- _Aim_:
Print every line of the listing exactly, please.

(Data excerpts)

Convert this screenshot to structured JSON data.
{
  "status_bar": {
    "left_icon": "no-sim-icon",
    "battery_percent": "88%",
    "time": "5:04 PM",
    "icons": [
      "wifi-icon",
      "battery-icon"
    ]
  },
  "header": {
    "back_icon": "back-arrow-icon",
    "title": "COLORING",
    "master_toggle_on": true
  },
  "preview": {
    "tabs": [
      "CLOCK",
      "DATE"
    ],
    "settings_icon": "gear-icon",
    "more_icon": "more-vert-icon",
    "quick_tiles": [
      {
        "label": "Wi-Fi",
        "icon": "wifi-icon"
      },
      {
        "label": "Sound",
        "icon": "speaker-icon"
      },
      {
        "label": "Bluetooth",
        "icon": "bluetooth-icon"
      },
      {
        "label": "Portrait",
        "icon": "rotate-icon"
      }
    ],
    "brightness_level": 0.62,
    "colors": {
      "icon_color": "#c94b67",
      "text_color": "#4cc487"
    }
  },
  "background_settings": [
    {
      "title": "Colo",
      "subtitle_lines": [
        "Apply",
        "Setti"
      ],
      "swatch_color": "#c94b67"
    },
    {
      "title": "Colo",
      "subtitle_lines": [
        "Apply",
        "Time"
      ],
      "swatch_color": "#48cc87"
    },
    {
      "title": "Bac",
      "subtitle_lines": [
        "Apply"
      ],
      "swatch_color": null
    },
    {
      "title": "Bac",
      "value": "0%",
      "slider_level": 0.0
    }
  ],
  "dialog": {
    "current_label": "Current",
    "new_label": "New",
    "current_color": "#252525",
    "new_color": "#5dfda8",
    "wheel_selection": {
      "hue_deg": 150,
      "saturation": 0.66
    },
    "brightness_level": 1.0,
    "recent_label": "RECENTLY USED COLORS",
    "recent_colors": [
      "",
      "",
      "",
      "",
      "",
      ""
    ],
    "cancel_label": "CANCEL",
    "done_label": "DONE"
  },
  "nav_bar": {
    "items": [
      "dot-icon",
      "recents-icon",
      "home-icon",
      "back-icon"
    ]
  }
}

- _Task result_:
Convert this screenshot to structured JSON data.
{
  "status_bar": {
    "left_icon": "no-sim-icon",
    "battery_percent": "88%",
    "time": "5:04 PM",
    "icons": [
      "wifi-icon",
      "battery-icon"
    ]
  },
  "header": {
    "back_icon": "back-arrow-icon",
    "title": "COLORING",
    "master_toggle_on": true
  },
  "preview": {
    "tabs": [
      "CLOCK",
      "DATE"
    ],
    "settings_icon": "gear-icon",
    "more_icon": "more-vert-icon",
    "quick_tiles": [
      {
        "label": "Wi-Fi",
        "icon": "wifi-icon"
      },
      {
        "label": "Sound",
        "icon": "speaker-icon"
      },
      {
        "label": "Bluetooth",
        "icon": "bluetooth-icon"
      },
      {
        "label": "Portrait",
        "icon": "rotate-icon"
      }
    ],
    "brightness_level": 0.62,
    "colors": {
      "icon_color": "#c94b67",
      "text_color": "#4cc487"
    }
  },
  "background_settings": [
    {
      "title": "Colo",
      "subtitle_lines": [
        "Apply",
        "Setti"
      ],
      "swatch_color": "#c94b67"
    },
    {
      "title": "Colo",
      "subtitle_lines": [
        "Apply",
        "Time"
      ],
      "swatch_color": "#48cc87"
    },
    {
      "title": "Bac",
      "subtitle_lines": [
        "Apply"
      ],
      "swatch_color": null
    },
    {
      "title": "Bac",
      "value": "0%",
      "slider_level": 0.0
    }
  ],
  "dialog": {
    "current_label": "Current",
    "new_label": "New",
    "current_color": "#252525",
    "new_color": "#5dfda8",
    "wheel_selection": {
      "hue_deg": 150,
      "saturation": 0.66
    },
    "brightness_level": 1.0,
    "recent_label": "RECENTLY USED COLORS",
    "recent_colors": [
      "",
      "",
      "",
      "",
      "",
      ""
    ],
    "cancel_label": "CANCEL",
    "done_label": "DONE"
  },
  "nav_bar": {
    "items": [
      "dot-icon",
      "recents-icon",
      "home-icon",
      "back-icon"
    ]
  }
}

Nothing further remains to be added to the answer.